The exercise
In the items below, write out every line from the one containing "- slice-3-18: [86, 238, 206, 334]" through the one containing "- slice-03-13: [198, 66, 242, 178]", character for character.
***** Dataset rows
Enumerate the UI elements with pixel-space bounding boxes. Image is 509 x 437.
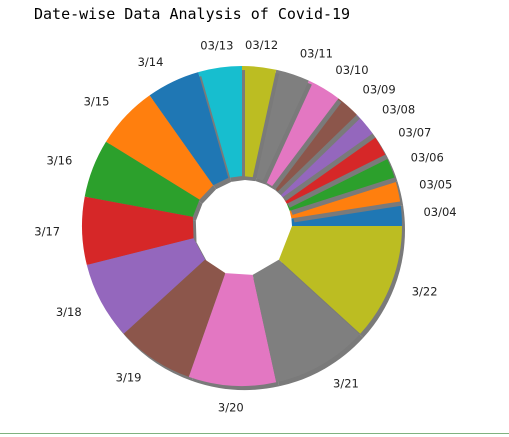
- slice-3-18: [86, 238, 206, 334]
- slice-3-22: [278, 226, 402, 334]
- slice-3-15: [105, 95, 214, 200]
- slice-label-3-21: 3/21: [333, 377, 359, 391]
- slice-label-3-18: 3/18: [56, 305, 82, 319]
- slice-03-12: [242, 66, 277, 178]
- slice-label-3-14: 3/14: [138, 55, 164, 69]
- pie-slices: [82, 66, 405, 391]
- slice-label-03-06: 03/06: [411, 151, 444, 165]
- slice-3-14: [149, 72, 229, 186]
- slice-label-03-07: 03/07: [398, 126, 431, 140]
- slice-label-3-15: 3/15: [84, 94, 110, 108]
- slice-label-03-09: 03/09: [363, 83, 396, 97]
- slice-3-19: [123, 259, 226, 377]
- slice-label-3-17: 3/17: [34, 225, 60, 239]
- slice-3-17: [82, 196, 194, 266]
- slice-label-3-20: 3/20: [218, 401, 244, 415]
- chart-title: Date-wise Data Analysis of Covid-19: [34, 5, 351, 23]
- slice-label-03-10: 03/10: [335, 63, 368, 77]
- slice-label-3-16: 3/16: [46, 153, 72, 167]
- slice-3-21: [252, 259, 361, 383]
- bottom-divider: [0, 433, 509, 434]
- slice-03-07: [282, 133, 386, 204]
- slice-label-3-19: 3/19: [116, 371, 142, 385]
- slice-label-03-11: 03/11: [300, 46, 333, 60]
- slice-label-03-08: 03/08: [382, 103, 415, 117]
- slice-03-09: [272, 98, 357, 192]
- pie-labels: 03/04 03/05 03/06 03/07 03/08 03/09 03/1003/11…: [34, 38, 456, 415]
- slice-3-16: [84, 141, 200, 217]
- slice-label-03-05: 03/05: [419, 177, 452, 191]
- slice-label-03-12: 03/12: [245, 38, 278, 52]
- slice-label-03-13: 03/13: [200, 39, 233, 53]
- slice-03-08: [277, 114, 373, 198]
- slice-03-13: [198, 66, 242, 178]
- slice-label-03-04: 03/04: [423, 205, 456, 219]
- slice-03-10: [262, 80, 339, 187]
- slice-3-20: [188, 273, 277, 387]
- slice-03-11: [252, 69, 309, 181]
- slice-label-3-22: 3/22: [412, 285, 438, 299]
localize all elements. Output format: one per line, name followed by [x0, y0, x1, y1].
**********
The output
- slice-3-18: [86, 238, 206, 334]
- slice-3-22: [278, 226, 402, 334]
- slice-3-15: [105, 95, 214, 200]
- slice-label-3-21: 3/21: [333, 377, 359, 391]
- slice-label-3-18: 3/18: [56, 305, 82, 319]
- slice-03-12: [242, 66, 277, 178]
- slice-label-3-14: 3/14: [138, 55, 164, 69]
- pie-slices: [82, 66, 405, 391]
- slice-label-03-06: 03/06: [411, 151, 444, 165]
- slice-3-14: [149, 72, 229, 186]
- slice-label-03-07: 03/07: [398, 126, 431, 140]
- slice-label-3-15: 3/15: [84, 94, 110, 108]
- slice-label-03-09: 03/09: [363, 83, 396, 97]
- slice-3-19: [123, 259, 226, 377]
- slice-label-3-17: 3/17: [34, 225, 60, 239]
- slice-3-17: [82, 196, 194, 266]
- slice-label-3-20: 3/20: [218, 401, 244, 415]
- chart-title: Date-wise Data Analysis of Covid-19: [34, 5, 351, 23]
- slice-label-03-10: 03/10: [335, 63, 368, 77]
- slice-label-3-16: 3/16: [46, 153, 72, 167]
- slice-3-21: [252, 259, 361, 383]
- bottom-divider: [0, 433, 509, 434]
- slice-03-07: [282, 133, 386, 204]
- slice-label-3-19: 3/19: [116, 371, 142, 385]
- slice-label-03-11: 03/11: [300, 46, 333, 60]
- slice-label-03-08: 03/08: [382, 103, 415, 117]
- slice-03-09: [272, 98, 357, 192]
- pie-labels: 03/04 03/05 03/06 03/07 03/08 03/09 03/1003/11…: [34, 38, 456, 415]
- slice-3-16: [84, 141, 200, 217]
- slice-label-03-05: 03/05: [419, 177, 452, 191]
- slice-label-03-12: 03/12: [245, 38, 278, 52]
- slice-label-03-13: 03/13: [200, 39, 233, 53]
- slice-03-08: [277, 114, 373, 198]
- slice-03-13: [198, 66, 242, 178]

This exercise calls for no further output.